- RECORDED DATA:
↓↓↓

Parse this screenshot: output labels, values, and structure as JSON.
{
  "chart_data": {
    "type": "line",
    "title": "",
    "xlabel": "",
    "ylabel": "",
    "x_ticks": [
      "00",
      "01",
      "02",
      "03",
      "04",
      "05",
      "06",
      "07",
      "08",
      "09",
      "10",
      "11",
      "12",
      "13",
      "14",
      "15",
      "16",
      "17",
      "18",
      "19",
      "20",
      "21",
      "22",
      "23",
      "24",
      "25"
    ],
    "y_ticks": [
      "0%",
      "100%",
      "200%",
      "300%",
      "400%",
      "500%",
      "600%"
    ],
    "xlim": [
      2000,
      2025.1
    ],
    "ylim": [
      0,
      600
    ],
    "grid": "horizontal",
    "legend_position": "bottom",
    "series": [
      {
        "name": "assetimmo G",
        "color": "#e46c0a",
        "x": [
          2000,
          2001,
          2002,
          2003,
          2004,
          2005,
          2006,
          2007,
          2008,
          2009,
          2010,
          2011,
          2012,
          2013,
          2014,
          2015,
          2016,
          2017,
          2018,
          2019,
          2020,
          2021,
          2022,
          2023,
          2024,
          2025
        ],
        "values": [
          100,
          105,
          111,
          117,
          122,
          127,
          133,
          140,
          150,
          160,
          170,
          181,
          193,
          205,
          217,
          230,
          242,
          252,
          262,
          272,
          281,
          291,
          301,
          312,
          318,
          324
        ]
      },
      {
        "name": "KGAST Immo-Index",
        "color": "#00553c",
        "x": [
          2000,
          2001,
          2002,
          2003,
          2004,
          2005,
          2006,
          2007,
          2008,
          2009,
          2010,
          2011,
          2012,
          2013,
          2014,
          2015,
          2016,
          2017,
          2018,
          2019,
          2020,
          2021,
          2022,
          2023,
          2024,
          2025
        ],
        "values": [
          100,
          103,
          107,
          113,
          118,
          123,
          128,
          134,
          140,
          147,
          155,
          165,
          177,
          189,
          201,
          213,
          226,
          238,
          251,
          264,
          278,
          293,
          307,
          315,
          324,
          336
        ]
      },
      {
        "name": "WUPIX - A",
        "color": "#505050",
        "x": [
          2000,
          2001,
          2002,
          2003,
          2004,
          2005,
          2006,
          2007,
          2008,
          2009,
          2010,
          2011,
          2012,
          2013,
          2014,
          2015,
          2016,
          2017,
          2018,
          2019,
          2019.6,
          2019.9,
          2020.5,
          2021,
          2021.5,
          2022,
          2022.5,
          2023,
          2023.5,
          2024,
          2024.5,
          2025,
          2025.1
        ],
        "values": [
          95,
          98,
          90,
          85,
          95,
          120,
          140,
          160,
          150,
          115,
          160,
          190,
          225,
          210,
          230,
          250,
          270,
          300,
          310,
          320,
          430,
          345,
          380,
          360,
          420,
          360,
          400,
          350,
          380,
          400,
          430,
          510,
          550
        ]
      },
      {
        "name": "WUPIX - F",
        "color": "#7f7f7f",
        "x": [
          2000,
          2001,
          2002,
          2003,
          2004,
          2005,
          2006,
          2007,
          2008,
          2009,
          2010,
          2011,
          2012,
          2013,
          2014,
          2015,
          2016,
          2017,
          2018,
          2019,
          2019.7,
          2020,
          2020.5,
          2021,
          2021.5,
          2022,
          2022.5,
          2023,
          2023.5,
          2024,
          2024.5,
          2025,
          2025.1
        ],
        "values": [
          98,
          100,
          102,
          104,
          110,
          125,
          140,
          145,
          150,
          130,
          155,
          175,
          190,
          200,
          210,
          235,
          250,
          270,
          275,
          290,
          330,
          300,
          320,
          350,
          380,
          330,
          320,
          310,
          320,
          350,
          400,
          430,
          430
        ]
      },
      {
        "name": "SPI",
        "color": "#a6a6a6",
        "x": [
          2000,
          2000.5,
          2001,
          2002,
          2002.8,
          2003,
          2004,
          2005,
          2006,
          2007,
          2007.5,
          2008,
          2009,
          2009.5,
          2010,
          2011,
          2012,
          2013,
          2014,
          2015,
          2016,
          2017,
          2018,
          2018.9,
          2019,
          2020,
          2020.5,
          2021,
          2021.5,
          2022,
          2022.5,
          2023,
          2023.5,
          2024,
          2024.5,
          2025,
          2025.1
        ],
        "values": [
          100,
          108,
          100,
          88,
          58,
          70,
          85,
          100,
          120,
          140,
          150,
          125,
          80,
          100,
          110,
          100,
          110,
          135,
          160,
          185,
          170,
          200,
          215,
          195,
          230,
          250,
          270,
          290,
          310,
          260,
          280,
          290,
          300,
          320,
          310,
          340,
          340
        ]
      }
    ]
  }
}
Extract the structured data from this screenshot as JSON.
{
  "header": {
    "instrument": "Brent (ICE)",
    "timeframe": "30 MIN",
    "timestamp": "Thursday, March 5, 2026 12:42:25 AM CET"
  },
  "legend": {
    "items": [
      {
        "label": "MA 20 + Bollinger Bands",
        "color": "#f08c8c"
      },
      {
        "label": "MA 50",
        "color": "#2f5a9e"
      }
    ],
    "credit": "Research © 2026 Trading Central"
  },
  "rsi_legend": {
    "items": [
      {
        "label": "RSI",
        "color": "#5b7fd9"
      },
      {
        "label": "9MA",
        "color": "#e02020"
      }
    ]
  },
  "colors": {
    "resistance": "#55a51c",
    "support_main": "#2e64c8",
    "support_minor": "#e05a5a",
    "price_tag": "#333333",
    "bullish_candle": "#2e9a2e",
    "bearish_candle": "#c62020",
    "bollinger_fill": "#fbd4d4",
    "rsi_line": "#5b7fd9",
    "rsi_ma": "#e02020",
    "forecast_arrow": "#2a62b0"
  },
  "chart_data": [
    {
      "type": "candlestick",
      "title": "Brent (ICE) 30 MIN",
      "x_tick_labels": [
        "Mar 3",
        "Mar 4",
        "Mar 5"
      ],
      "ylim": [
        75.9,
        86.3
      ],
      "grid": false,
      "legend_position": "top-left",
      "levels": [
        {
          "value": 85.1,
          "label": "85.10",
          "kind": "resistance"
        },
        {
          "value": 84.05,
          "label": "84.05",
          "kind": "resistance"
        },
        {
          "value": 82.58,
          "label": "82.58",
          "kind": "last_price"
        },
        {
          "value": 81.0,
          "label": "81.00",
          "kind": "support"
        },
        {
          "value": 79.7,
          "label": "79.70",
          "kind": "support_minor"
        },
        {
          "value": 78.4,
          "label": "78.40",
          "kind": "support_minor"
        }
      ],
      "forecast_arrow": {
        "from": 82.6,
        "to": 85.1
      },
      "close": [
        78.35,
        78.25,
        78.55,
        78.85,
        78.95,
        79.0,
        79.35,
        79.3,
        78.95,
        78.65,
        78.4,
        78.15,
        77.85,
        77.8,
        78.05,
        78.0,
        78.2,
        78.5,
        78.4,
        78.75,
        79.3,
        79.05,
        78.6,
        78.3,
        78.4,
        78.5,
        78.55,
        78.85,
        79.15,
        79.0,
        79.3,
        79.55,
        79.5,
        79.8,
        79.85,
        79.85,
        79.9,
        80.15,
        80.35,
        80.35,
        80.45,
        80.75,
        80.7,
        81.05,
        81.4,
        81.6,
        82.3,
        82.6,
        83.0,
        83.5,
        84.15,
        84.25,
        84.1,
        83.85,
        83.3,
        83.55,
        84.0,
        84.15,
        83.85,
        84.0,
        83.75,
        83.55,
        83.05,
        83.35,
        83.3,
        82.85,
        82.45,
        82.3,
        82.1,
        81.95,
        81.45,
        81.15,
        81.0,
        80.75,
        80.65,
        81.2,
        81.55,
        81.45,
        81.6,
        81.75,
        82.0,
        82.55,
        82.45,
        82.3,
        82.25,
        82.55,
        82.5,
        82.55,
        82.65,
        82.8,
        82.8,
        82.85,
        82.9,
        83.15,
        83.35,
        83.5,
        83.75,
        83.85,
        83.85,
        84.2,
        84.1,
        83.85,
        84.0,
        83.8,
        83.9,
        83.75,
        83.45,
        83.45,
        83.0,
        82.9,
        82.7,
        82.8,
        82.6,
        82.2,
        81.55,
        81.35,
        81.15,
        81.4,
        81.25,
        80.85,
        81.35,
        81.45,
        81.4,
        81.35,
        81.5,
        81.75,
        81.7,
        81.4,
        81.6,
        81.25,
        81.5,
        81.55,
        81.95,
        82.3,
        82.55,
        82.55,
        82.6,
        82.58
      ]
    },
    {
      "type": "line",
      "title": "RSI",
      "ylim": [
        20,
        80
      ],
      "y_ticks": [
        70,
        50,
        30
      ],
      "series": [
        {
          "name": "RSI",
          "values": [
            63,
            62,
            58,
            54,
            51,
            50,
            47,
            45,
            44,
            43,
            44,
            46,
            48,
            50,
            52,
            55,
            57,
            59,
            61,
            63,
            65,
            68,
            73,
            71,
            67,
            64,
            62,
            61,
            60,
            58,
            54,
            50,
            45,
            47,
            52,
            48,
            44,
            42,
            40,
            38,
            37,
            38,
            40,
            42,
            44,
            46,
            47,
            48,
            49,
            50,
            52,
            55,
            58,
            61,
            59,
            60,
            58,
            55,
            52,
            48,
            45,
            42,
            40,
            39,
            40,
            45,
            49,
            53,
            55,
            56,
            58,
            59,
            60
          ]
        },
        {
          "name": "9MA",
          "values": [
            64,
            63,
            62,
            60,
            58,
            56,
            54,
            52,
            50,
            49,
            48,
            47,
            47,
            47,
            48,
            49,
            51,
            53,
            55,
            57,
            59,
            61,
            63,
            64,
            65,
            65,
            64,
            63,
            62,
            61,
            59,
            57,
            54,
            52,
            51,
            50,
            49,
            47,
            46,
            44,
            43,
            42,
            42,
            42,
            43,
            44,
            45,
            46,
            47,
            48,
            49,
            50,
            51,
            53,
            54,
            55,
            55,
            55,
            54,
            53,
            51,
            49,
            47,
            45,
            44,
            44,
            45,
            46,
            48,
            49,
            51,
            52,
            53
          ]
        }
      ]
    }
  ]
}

↑↑↑

- WHAT TO WORK ON: Of the lines above, how many include the word "this"? Reply with the number alone.

- WRITTEN SOLUTION: 2